WHAT YOU ARE ASKED TO DO =
Lines containing the word "바랍니다" are the ones to copy from the records below.

EXERCISE MATERIAL =
═══
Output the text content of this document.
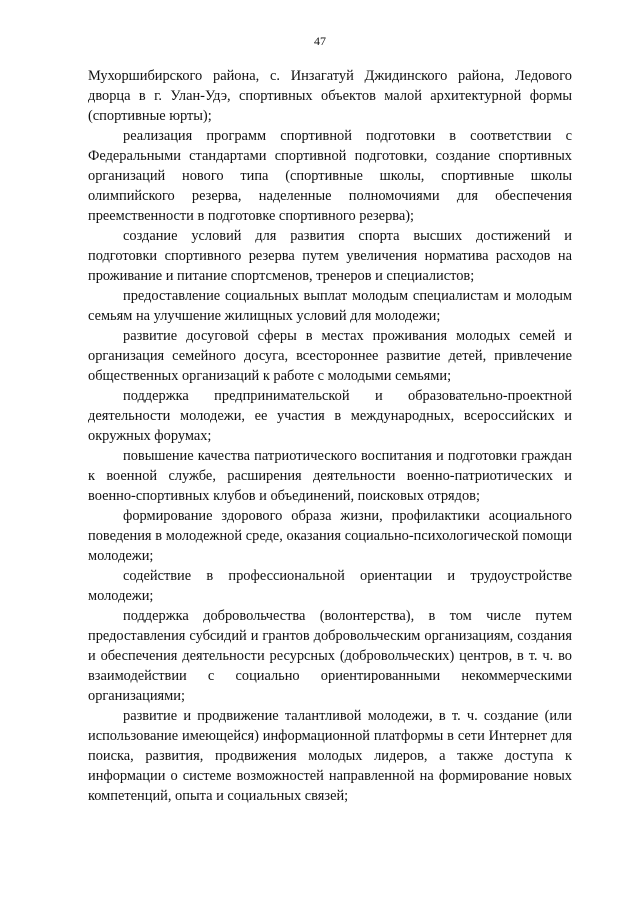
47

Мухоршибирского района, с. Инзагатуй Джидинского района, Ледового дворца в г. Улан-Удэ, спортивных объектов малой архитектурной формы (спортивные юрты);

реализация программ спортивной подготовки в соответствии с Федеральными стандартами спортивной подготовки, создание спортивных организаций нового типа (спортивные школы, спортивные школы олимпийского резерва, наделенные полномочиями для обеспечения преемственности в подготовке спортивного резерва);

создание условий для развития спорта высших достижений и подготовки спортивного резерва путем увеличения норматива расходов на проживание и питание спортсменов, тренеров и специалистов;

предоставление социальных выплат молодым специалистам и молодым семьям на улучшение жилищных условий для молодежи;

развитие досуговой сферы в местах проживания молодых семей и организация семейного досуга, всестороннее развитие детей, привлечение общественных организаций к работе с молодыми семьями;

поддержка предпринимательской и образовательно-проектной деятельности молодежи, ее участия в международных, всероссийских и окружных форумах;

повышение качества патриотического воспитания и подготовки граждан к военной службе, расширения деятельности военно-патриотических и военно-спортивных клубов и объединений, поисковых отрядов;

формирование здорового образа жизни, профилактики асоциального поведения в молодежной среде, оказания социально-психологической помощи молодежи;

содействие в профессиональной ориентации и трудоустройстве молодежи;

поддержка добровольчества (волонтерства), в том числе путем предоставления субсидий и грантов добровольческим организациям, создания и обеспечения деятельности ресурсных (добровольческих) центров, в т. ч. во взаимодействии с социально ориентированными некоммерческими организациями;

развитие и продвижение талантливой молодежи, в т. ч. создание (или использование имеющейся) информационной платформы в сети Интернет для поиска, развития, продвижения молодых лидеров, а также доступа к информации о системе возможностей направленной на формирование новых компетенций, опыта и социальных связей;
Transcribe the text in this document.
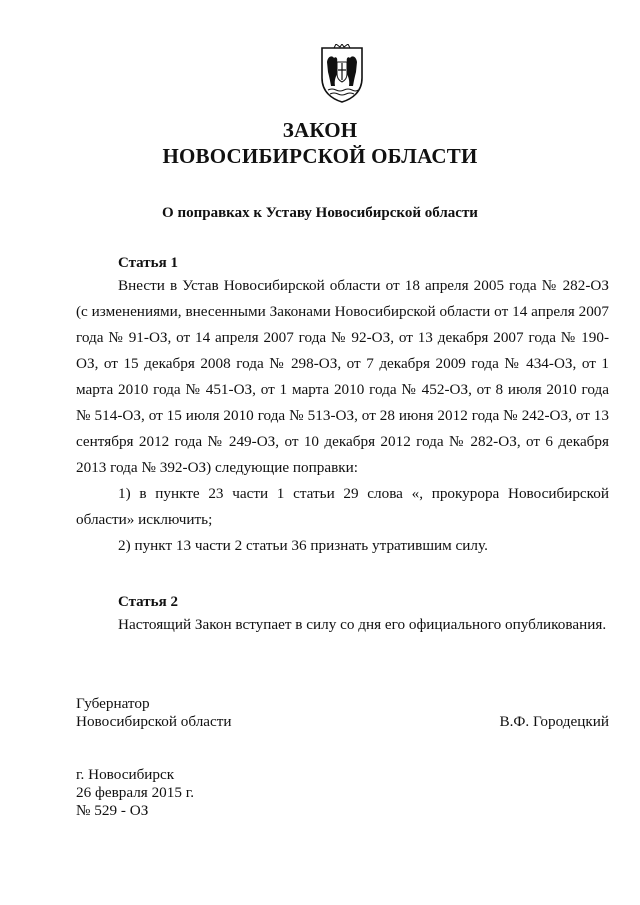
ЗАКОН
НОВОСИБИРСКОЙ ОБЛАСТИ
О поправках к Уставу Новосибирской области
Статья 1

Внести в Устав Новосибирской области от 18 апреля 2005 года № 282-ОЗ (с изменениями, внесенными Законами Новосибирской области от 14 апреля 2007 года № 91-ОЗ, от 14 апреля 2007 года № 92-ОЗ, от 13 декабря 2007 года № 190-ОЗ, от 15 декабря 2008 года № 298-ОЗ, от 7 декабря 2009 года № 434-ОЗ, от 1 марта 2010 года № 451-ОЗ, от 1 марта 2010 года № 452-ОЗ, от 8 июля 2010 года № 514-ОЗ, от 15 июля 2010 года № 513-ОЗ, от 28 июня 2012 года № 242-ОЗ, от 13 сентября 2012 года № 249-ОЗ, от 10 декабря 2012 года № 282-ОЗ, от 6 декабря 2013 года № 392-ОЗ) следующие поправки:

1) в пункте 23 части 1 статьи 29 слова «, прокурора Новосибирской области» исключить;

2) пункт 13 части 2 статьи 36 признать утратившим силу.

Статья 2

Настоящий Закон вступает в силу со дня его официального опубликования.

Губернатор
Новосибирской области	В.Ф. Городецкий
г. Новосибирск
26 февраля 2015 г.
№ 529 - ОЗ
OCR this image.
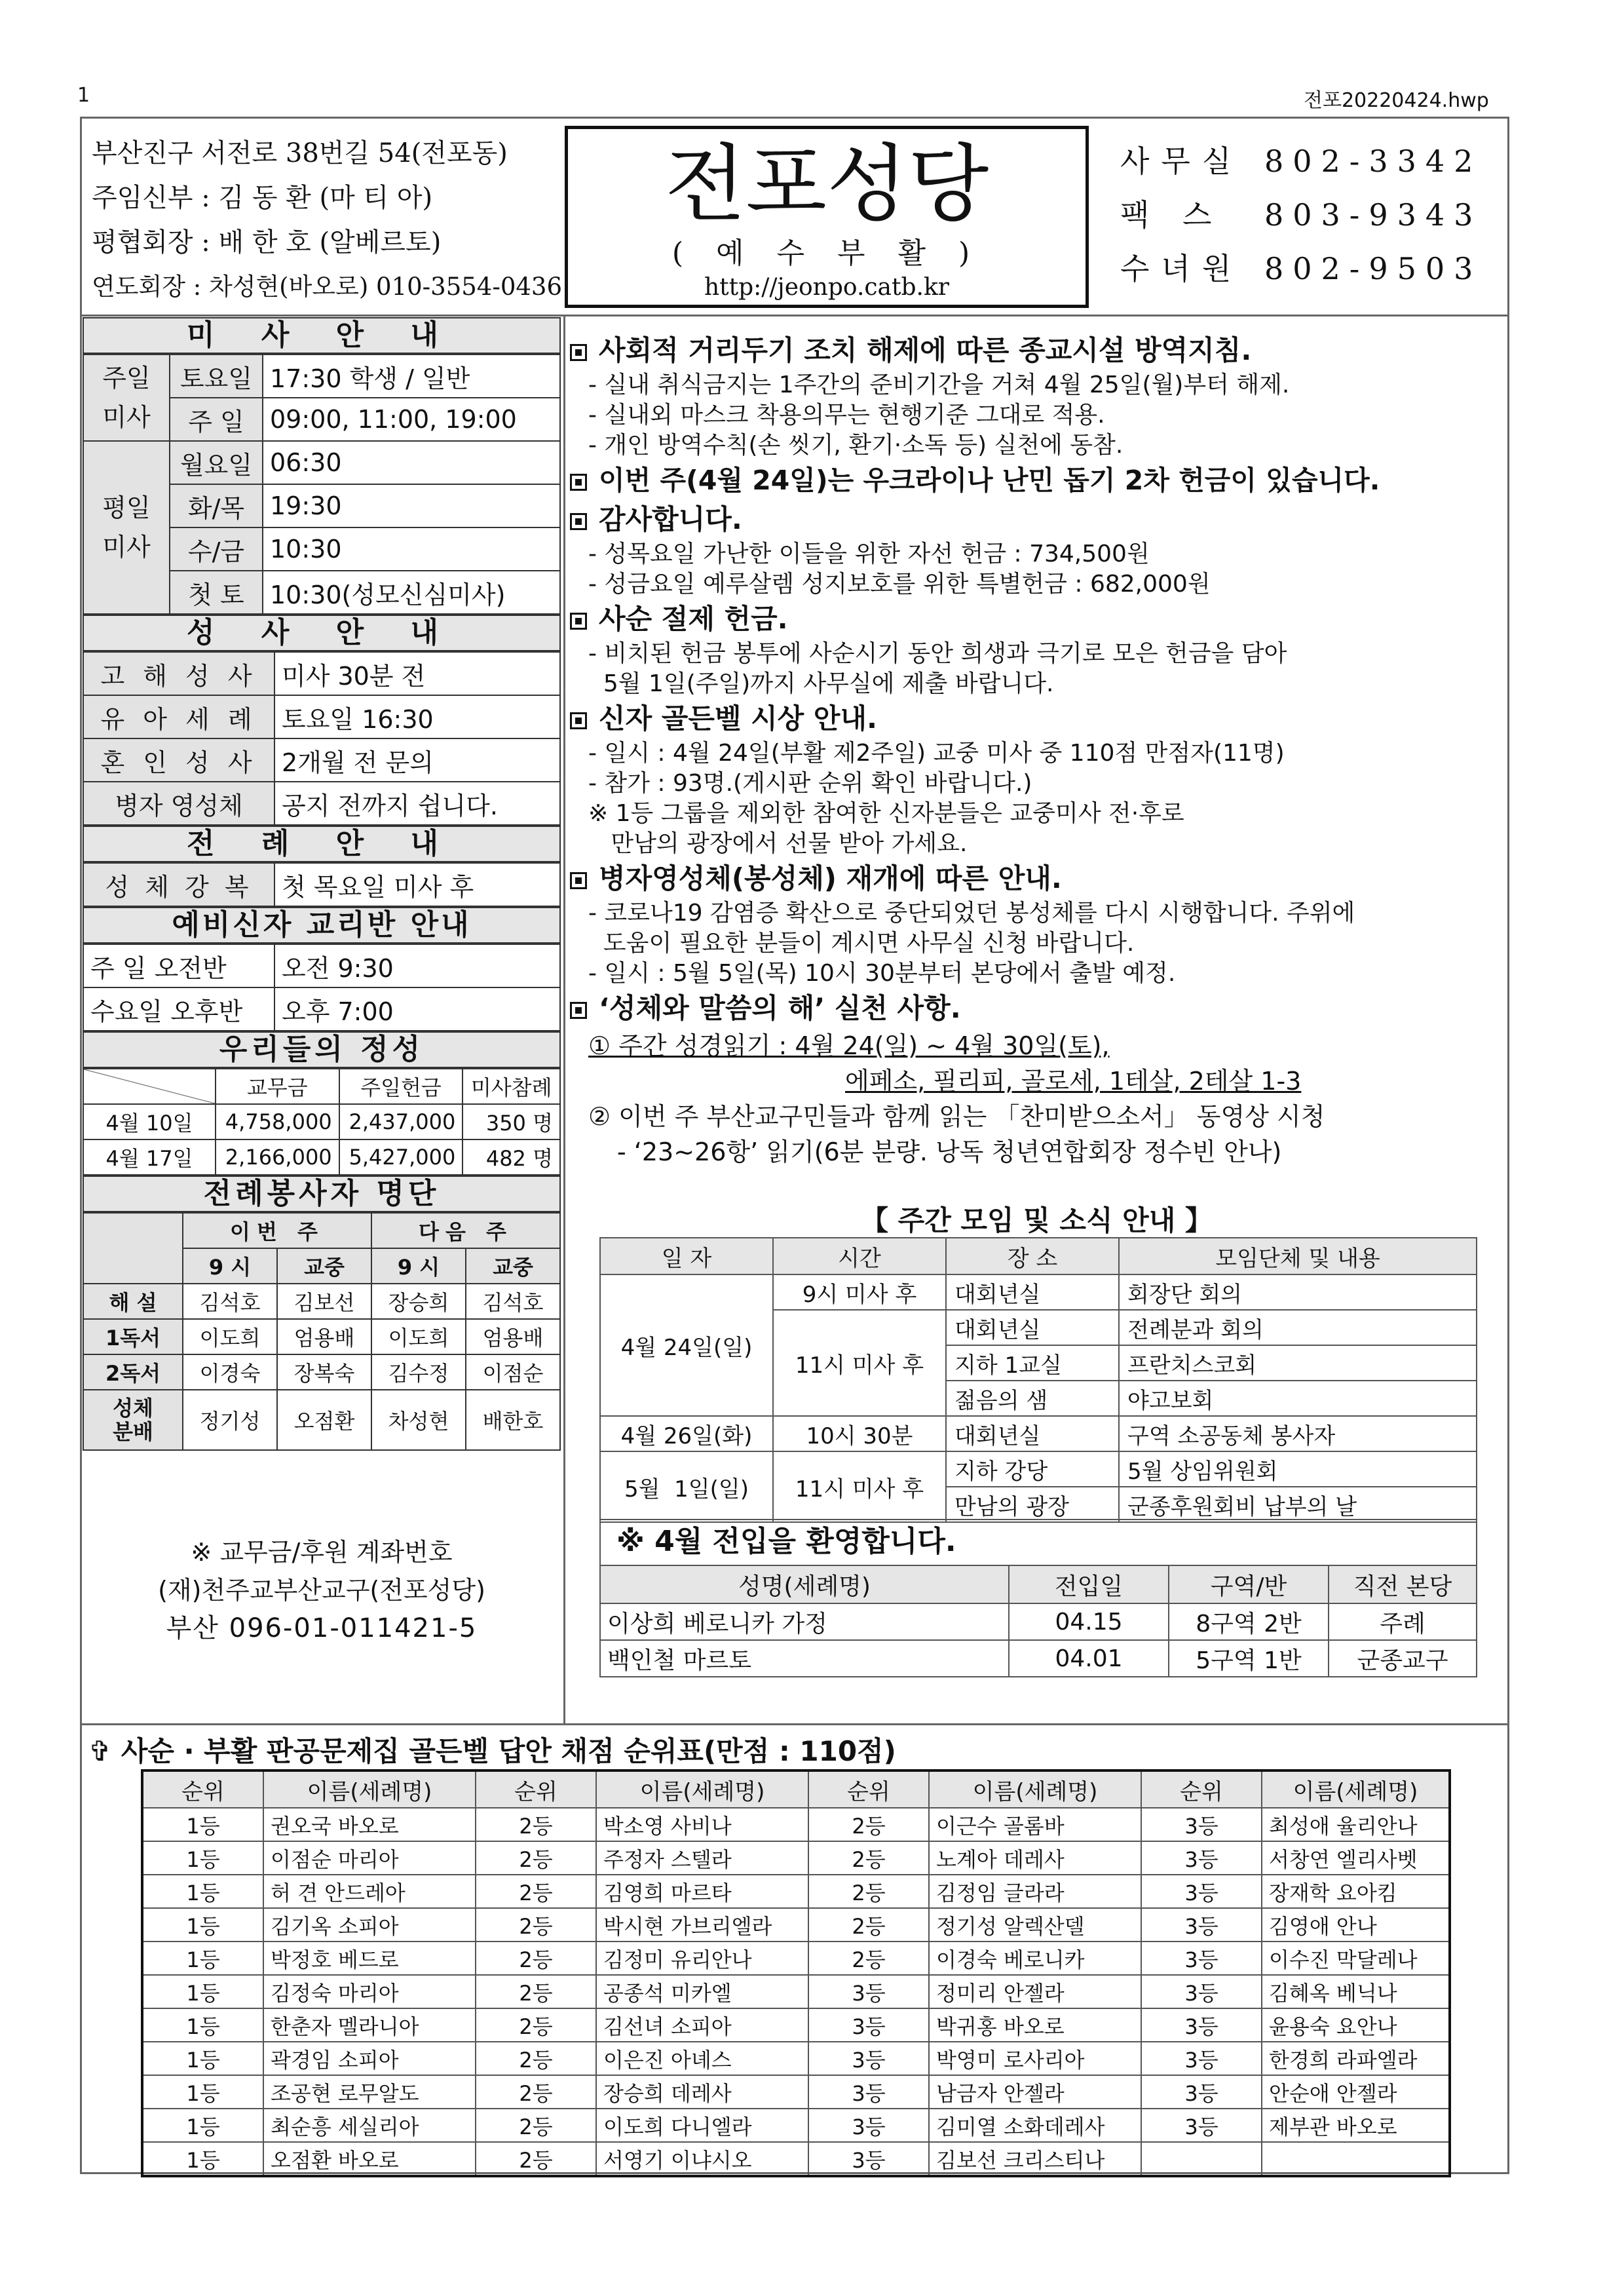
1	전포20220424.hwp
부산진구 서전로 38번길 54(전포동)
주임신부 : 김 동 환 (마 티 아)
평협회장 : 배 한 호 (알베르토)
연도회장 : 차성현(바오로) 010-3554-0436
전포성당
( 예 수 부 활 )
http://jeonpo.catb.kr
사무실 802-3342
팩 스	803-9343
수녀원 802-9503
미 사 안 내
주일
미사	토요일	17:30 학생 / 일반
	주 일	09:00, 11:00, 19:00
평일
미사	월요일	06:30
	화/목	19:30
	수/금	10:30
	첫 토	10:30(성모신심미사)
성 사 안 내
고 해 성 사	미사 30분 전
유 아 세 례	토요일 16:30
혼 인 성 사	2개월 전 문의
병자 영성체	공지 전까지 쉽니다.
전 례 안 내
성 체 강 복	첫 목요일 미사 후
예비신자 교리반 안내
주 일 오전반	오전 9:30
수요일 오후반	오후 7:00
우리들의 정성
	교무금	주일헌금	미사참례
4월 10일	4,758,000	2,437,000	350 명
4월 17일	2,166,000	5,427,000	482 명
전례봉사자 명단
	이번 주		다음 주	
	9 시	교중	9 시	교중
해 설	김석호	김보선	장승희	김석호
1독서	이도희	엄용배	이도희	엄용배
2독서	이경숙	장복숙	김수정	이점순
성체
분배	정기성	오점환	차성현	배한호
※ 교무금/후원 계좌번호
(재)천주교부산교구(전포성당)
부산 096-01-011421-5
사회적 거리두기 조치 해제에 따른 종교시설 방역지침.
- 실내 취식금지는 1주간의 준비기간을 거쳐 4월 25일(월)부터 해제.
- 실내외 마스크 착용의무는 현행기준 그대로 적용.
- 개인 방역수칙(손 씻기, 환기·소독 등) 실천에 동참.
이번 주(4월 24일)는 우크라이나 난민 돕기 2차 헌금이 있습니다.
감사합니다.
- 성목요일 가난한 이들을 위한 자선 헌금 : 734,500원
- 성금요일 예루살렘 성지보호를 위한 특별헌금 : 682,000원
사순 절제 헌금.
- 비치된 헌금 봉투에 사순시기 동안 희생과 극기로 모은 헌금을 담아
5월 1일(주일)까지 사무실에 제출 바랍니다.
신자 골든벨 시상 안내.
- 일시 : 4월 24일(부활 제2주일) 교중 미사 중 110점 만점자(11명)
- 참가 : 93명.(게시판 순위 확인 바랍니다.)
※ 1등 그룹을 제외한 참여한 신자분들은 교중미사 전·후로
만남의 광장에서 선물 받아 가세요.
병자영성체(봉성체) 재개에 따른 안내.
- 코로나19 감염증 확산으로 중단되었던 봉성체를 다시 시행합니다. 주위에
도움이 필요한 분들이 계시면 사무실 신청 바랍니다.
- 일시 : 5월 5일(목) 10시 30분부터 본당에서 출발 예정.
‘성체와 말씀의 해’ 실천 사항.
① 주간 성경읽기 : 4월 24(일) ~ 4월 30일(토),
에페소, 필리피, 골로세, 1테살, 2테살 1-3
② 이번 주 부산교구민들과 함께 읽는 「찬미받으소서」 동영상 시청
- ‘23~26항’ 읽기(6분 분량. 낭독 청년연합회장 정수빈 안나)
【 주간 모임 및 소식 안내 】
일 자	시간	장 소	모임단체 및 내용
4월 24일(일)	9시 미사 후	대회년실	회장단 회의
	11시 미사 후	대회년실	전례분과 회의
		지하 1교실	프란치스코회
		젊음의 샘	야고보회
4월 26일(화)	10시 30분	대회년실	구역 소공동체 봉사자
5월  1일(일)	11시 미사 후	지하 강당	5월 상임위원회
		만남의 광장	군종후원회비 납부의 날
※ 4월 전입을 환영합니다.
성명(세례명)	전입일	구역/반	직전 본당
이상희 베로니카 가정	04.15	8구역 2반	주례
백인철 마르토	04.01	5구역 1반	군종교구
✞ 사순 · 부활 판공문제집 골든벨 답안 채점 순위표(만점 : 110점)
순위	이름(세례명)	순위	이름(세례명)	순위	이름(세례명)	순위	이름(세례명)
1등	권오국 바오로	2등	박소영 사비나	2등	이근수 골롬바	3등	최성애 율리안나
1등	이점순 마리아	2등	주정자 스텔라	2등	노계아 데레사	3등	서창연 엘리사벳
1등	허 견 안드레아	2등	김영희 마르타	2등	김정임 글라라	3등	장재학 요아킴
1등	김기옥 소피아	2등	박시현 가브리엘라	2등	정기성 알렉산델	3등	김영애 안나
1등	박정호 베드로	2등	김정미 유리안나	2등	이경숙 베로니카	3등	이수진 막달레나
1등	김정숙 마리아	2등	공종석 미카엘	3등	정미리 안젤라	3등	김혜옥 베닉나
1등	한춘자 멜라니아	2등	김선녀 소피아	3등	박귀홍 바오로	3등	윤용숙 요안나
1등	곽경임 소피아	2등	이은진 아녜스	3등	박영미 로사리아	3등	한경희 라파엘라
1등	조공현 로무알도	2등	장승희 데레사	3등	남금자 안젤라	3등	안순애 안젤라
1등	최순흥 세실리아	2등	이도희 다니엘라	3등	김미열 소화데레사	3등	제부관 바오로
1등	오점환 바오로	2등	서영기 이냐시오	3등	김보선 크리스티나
═══
WRITTEN SOLUTION =
5월 1일(주일)까지 사무실에 제출 바랍니다.
- 참가 : 93명.(게시판 순위 확인 바랍니다.)
도움이 필요한 분들이 계시면 사무실 신청 바랍니다.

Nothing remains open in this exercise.